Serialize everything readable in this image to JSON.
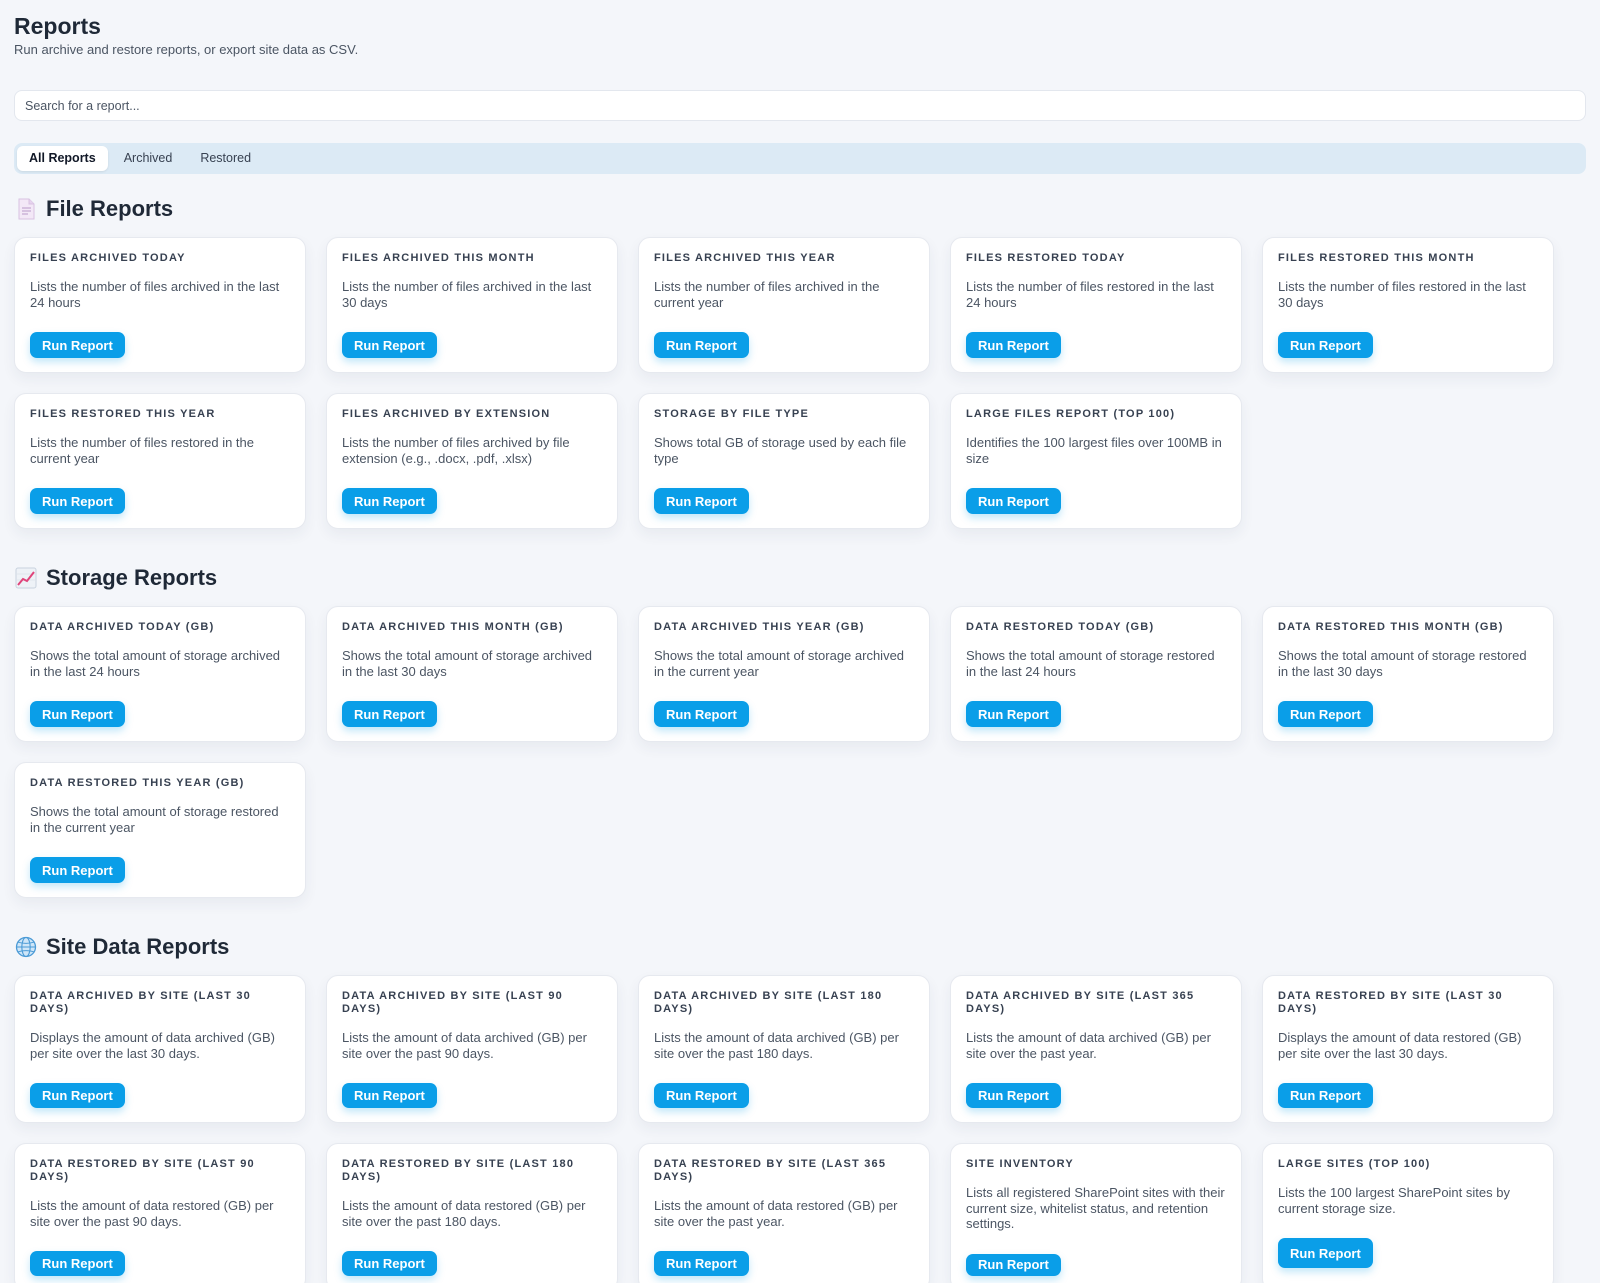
{
  "header": {
    "title": "Reports",
    "subtitle": "Run archive and restore reports, or export site data as CSV."
  },
  "search": {
    "placeholder": "Search for a report..."
  },
  "tabs": [
    {
      "label": "All Reports",
      "active": true
    },
    {
      "label": "Archived",
      "active": false
    },
    {
      "label": "Restored",
      "active": false
    }
  ],
  "button_label": "Run Report",
  "colors": {
    "accent": "#0a9ee8",
    "background": "#f4f6fa",
    "tab_bar": "#dceaf5"
  },
  "sections": [
    {
      "title": "File Reports",
      "icon": "document-icon",
      "cards": [
        {
          "title": "Files Archived Today",
          "desc": "Lists the number of files archived in the last 24 hours"
        },
        {
          "title": "Files Archived This Month",
          "desc": "Lists the number of files archived in the last 30 days"
        },
        {
          "title": "Files Archived This Year",
          "desc": "Lists the number of files archived in the current year"
        },
        {
          "title": "Files Restored Today",
          "desc": "Lists the number of files restored in the last 24 hours"
        },
        {
          "title": "Files Restored This Month",
          "desc": "Lists the number of files restored in the last 30 days"
        },
        {
          "title": "Files Restored This Year",
          "desc": "Lists the number of files restored in the current year"
        },
        {
          "title": "Files Archived By Extension",
          "desc": "Lists the number of files archived by file extension (e.g., .docx, .pdf, .xlsx)"
        },
        {
          "title": "Storage By File Type",
          "desc": "Shows total GB of storage used by each file type"
        },
        {
          "title": "Large Files Report (Top 100)",
          "desc": "Identifies the 100 largest files over 100MB in size"
        }
      ]
    },
    {
      "title": "Storage Reports",
      "icon": "chart-trend-icon",
      "cards": [
        {
          "title": "Data Archived Today (GB)",
          "desc": "Shows the total amount of storage archived in the last 24 hours"
        },
        {
          "title": "Data Archived This Month (GB)",
          "desc": "Shows the total amount of storage archived in the last 30 days"
        },
        {
          "title": "Data Archived This Year (GB)",
          "desc": "Shows the total amount of storage archived in the current year"
        },
        {
          "title": "Data Restored Today (GB)",
          "desc": "Shows the total amount of storage restored in the last 24 hours"
        },
        {
          "title": "Data Restored This Month (GB)",
          "desc": "Shows the total amount of storage restored in the last 30 days"
        },
        {
          "title": "Data Restored This Year (GB)",
          "desc": "Shows the total amount of storage restored in the current year"
        }
      ]
    },
    {
      "title": "Site Data Reports",
      "icon": "globe-icon",
      "cards": [
        {
          "title": "Data Archived By Site (Last 30 Days)",
          "desc": "Displays the amount of data archived (GB) per site over the last 30 days."
        },
        {
          "title": "Data Archived By Site (Last 90 Days)",
          "desc": "Lists the amount of data archived (GB) per site over the past 90 days."
        },
        {
          "title": "Data Archived By Site (Last 180 Days)",
          "desc": "Lists the amount of data archived (GB) per site over the past 180 days."
        },
        {
          "title": "Data Archived By Site (Last 365 Days)",
          "desc": "Lists the amount of data archived (GB) per site over the past year."
        },
        {
          "title": "Data Restored By Site (Last 30 Days)",
          "desc": "Displays the amount of data restored (GB) per site over the last 30 days."
        },
        {
          "title": "Data Restored By Site (Last 90 Days)",
          "desc": "Lists the amount of data restored (GB) per site over the past 90 days."
        },
        {
          "title": "Data Restored By Site (Last 180 Days)",
          "desc": "Lists the amount of data restored (GB) per site over the past 180 days."
        },
        {
          "title": "Data Restored By Site (Last 365 Days)",
          "desc": "Lists the amount of data restored (GB) per site over the past year."
        },
        {
          "title": "Site Inventory",
          "desc": "Lists all registered SharePoint sites with their current size, whitelist status, and retention settings."
        },
        {
          "title": "Large Sites (Top 100)",
          "desc": "Lists the 100 largest SharePoint sites by current storage size."
        }
      ]
    }
  ]
}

##############################

Pictures in the data above should not be copied; transcribe everything else exactly.

Serialize everything readable in this image to JSON.
{
  "header": {
    "title": "Reports",
    "subtitle": "Run archive and restore reports, or export site data as CSV."
  },
  "search": {
    "placeholder": "Search for a report..."
  },
  "tabs": [
    {
      "label": "All Reports",
      "active": true
    },
    {
      "label": "Archived",
      "active": false
    },
    {
      "label": "Restored",
      "active": false
    }
  ],
  "button_label": "Run Report",
  "colors": {
    "accent": "#0a9ee8",
    "background": "#f4f6fa",
    "tab_bar": "#dceaf5"
  },
  "sections": [
    {
      "title": "File Reports",
      "icon": "document-icon",
      "cards": [
        {
          "title": "Files Archived Today",
          "desc": "Lists the number of files archived in the last 24 hours"
        },
        {
          "title": "Files Archived This Month",
          "desc": "Lists the number of files archived in the last 30 days"
        },
        {
          "title": "Files Archived This Year",
          "desc": "Lists the number of files archived in the current year"
        },
        {
          "title": "Files Restored Today",
          "desc": "Lists the number of files restored in the last 24 hours"
        },
        {
          "title": "Files Restored This Month",
          "desc": "Lists the number of files restored in the last 30 days"
        },
        {
          "title": "Files Restored This Year",
          "desc": "Lists the number of files restored in the current year"
        },
        {
          "title": "Files Archived By Extension",
          "desc": "Lists the number of files archived by file extension (e.g., .docx, .pdf, .xlsx)"
        },
        {
          "title": "Storage By File Type",
          "desc": "Shows total GB of storage used by each file type"
        },
        {
          "title": "Large Files Report (Top 100)",
          "desc": "Identifies the 100 largest files over 100MB in size"
        }
      ]
    },
    {
      "title": "Storage Reports",
      "icon": "chart-trend-icon",
      "cards": [
        {
          "title": "Data Archived Today (GB)",
          "desc": "Shows the total amount of storage archived in the last 24 hours"
        },
        {
          "title": "Data Archived This Month (GB)",
          "desc": "Shows the total amount of storage archived in the last 30 days"
        },
        {
          "title": "Data Archived This Year (GB)",
          "desc": "Shows the total amount of storage archived in the current year"
        },
        {
          "title": "Data Restored Today (GB)",
          "desc": "Shows the total amount of storage restored in the last 24 hours"
        },
        {
          "title": "Data Restored This Month (GB)",
          "desc": "Shows the total amount of storage restored in the last 30 days"
        },
        {
          "title": "Data Restored This Year (GB)",
          "desc": "Shows the total amount of storage restored in the current year"
        }
      ]
    },
    {
      "title": "Site Data Reports",
      "icon": "globe-icon",
      "cards": [
        {
          "title": "Data Archived By Site (Last 30 Days)",
          "desc": "Displays the amount of data archived (GB) per site over the last 30 days."
        },
        {
          "title": "Data Archived By Site (Last 90 Days)",
          "desc": "Lists the amount of data archived (GB) per site over the past 90 days."
        },
        {
          "title": "Data Archived By Site (Last 180 Days)",
          "desc": "Lists the amount of data archived (GB) per site over the past 180 days."
        },
        {
          "title": "Data Archived By Site (Last 365 Days)",
          "desc": "Lists the amount of data archived (GB) per site over the past year."
        },
        {
          "title": "Data Restored By Site (Last 30 Days)",
          "desc": "Displays the amount of data restored (GB) per site over the last 30 days."
        },
        {
          "title": "Data Restored By Site (Last 90 Days)",
          "desc": "Lists the amount of data restored (GB) per site over the past 90 days."
        },
        {
          "title": "Data Restored By Site (Last 180 Days)",
          "desc": "Lists the amount of data restored (GB) per site over the past 180 days."
        },
        {
          "title": "Data Restored By Site (Last 365 Days)",
          "desc": "Lists the amount of data restored (GB) per site over the past year."
        },
        {
          "title": "Site Inventory",
          "desc": "Lists all registered SharePoint sites with their current size, whitelist status, and retention settings."
        },
        {
          "title": "Large Sites (Top 100)",
          "desc": "Lists the 100 largest SharePoint sites by current storage size."
        }
      ]
    }
  ]
}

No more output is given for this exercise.